:: RECORDS FOR THE EXERCISE ::
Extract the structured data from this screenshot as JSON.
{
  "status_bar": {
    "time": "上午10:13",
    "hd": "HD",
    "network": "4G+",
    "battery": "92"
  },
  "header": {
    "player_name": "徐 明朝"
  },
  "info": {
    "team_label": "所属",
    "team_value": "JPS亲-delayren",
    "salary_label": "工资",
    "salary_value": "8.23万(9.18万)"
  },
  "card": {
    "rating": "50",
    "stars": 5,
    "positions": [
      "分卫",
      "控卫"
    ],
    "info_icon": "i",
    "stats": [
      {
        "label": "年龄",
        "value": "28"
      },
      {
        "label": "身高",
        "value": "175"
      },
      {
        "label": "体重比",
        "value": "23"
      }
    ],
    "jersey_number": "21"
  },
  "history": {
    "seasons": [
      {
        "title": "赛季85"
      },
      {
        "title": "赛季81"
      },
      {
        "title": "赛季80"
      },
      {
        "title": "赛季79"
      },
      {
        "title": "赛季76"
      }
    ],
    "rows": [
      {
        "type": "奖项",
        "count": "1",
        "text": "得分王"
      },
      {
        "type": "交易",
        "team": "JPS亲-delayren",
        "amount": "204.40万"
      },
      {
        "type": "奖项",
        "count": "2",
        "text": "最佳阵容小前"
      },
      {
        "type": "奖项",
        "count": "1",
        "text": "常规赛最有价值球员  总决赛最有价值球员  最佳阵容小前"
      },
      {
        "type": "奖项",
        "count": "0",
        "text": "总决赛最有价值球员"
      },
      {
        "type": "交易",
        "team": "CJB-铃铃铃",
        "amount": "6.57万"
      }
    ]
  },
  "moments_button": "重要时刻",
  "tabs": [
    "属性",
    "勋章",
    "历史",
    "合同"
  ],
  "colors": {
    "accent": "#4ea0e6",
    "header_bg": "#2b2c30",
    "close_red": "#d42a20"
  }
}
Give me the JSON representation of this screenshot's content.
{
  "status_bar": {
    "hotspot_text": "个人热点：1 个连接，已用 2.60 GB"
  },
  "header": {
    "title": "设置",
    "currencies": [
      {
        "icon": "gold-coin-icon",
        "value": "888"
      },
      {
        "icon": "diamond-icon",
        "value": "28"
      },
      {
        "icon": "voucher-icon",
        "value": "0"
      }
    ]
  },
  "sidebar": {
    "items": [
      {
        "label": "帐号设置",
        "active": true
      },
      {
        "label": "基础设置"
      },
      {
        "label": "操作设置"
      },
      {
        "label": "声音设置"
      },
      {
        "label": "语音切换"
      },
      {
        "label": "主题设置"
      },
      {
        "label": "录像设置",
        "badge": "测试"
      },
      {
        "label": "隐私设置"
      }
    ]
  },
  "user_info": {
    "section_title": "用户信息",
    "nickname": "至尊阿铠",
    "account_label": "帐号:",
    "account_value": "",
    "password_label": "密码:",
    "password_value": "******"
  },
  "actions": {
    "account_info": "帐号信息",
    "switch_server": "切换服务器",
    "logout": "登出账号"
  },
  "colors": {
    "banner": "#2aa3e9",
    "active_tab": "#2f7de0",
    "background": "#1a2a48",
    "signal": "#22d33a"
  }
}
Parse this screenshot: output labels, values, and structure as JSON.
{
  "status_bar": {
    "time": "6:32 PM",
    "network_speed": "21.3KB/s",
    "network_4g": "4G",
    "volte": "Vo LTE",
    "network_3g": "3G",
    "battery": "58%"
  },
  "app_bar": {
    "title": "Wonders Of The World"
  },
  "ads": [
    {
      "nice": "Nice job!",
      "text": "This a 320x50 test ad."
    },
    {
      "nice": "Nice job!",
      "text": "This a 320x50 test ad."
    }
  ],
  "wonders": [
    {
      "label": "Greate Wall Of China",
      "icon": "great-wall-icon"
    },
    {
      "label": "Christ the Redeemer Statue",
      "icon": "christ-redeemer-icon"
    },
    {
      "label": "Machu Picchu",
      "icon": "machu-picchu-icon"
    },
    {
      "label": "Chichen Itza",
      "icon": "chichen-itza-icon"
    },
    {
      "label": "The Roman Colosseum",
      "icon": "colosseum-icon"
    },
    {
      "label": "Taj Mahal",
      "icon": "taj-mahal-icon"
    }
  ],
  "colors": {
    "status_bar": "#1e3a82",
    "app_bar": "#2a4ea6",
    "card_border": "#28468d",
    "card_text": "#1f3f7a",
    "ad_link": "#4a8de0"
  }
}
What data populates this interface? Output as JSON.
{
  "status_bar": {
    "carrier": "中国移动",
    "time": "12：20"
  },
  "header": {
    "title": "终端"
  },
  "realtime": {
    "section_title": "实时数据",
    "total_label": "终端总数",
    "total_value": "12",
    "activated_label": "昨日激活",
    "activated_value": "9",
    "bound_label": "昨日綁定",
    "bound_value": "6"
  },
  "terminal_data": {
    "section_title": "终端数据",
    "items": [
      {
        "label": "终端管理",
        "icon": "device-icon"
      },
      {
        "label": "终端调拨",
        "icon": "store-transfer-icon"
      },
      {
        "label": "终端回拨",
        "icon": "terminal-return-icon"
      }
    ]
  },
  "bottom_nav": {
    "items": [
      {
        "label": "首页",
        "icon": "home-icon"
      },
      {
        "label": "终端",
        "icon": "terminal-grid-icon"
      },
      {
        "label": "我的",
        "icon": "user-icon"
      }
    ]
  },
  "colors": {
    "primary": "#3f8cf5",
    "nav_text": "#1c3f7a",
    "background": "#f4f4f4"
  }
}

:: CHALLENGE ::
Print from the line containing "What data populates" to the last line above, exactly as written.

:: RESPONSE TO THIS EXERCISE ::
What data populates this interface? Output as JSON.
{
  "status_bar": {
    "carrier": "中国移动",
    "time": "12：20"
  },
  "header": {
    "title": "终端"
  },
  "realtime": {
    "section_title": "实时数据",
    "total_label": "终端总数",
    "total_value": "12",
    "activated_label": "昨日激活",
    "activated_value": "9",
    "bound_label": "昨日綁定",
    "bound_value": "6"
  },
  "terminal_data": {
    "section_title": "终端数据",
    "items": [
      {
        "label": "终端管理",
        "icon": "device-icon"
      },
      {
        "label": "终端调拨",
        "icon": "store-transfer-icon"
      },
      {
        "label": "终端回拨",
        "icon": "terminal-return-icon"
      }
    ]
  },
  "bottom_nav": {
    "items": [
      {
        "label": "首页",
        "icon": "home-icon"
      },
      {
        "label": "终端",
        "icon": "terminal-grid-icon"
      },
      {
        "label": "我的",
        "icon": "user-icon"
      }
    ]
  },
  "colors": {
    "primary": "#3f8cf5",
    "nav_text": "#1c3f7a",
    "background": "#f4f4f4"
  }
}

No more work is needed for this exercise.